Copy out each line that has "بدهد" in it.

-------- Records to process

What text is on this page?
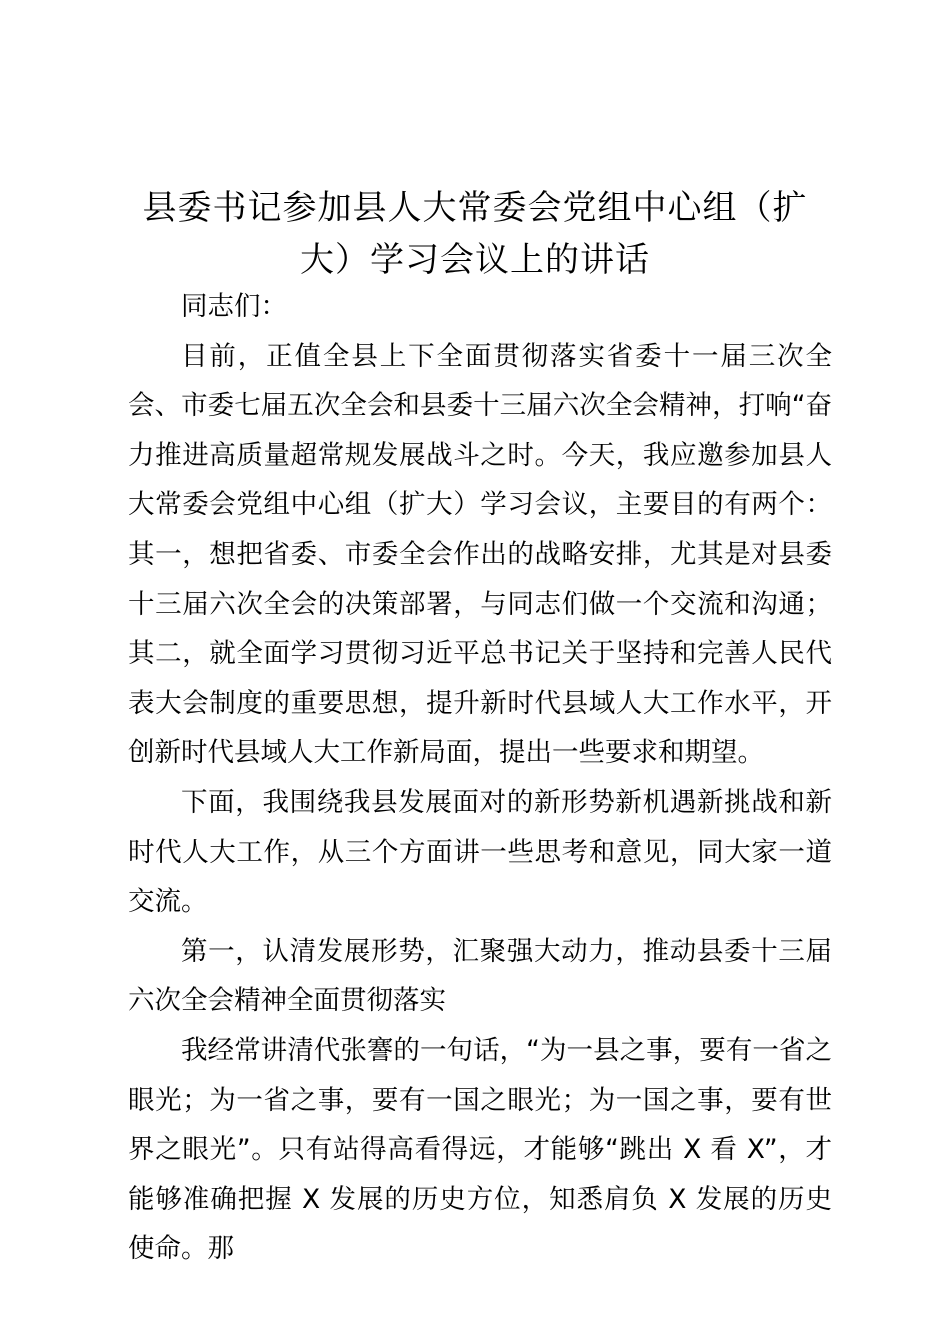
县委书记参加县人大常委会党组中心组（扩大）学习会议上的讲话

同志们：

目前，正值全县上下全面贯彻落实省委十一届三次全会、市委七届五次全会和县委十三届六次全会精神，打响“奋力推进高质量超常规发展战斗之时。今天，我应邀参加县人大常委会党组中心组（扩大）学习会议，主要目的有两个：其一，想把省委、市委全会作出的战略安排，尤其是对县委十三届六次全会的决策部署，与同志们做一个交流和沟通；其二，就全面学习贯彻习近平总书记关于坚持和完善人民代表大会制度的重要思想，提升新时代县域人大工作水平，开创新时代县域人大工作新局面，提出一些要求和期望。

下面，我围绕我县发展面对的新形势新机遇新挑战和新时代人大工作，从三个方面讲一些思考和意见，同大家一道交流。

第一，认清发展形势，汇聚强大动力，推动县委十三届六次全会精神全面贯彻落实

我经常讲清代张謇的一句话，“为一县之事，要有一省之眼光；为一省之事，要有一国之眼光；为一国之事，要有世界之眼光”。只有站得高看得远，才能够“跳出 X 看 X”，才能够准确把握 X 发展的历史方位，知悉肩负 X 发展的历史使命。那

----------------
-------- Records to process

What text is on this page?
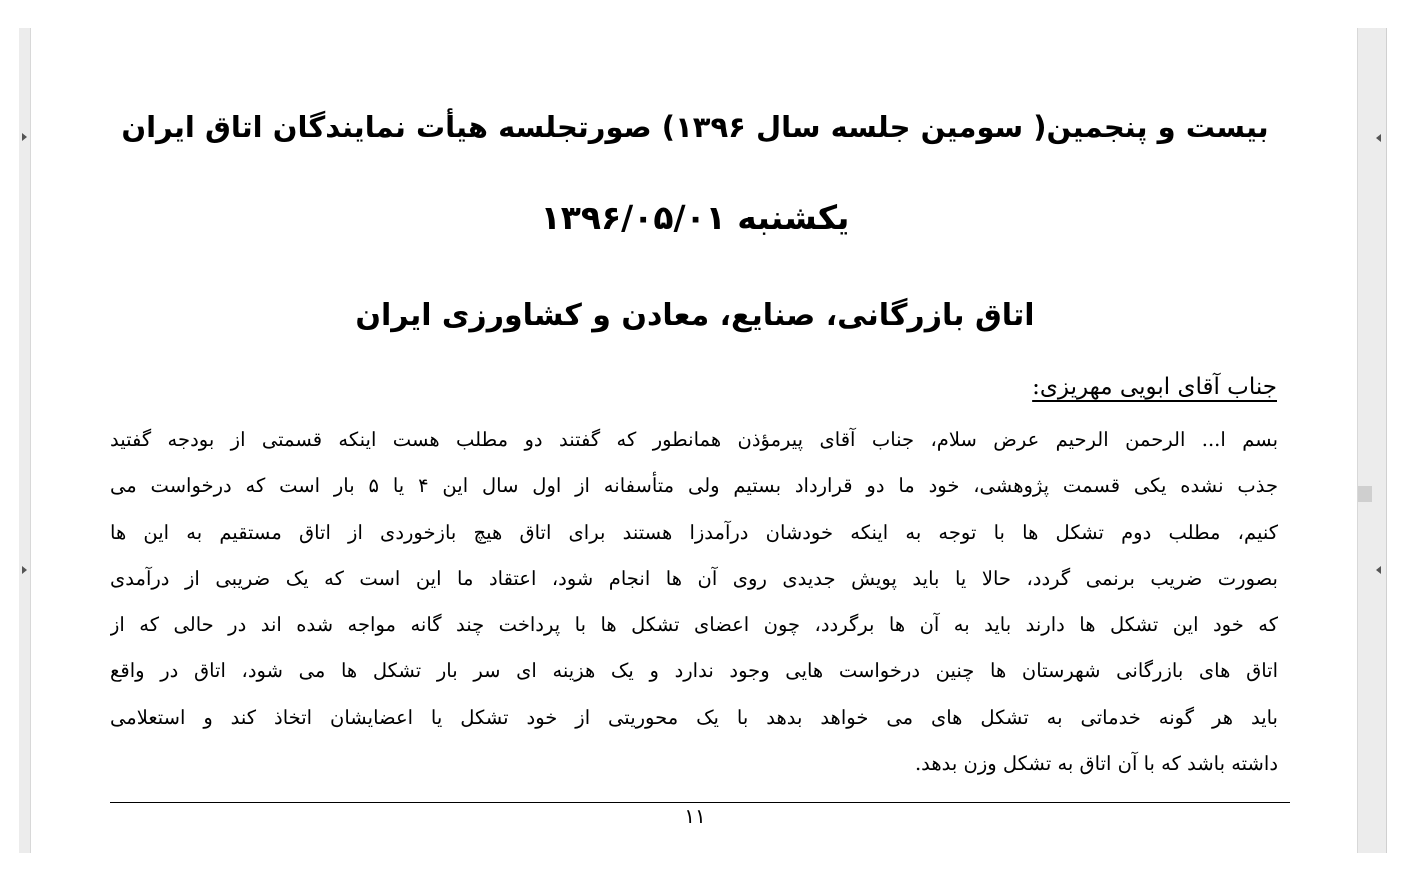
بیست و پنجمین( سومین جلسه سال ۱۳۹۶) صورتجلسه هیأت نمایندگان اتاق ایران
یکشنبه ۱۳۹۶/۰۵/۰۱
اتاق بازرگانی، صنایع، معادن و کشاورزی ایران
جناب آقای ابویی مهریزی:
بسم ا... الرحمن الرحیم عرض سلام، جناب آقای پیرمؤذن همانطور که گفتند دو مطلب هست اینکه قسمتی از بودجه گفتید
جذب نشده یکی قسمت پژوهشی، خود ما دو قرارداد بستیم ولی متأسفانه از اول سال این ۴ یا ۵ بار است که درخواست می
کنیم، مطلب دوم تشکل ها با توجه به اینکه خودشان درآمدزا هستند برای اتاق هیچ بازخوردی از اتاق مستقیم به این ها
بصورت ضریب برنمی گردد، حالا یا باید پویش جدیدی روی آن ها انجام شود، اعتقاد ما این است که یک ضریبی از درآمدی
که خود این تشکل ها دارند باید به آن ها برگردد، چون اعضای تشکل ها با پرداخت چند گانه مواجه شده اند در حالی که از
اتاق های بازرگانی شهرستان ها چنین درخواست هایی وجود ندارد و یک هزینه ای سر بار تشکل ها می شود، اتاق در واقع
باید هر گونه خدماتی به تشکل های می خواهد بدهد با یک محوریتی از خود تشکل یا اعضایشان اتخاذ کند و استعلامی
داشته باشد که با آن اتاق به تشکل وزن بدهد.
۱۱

----------------

Solution
باید هر گونه خدماتی به تشکل های می خواهد بدهد با یک محوریتی از خود تشکل یا اعضایشان اتخاذ کند و استعلامی
داشته باشد که با آن اتاق به تشکل وزن بدهد.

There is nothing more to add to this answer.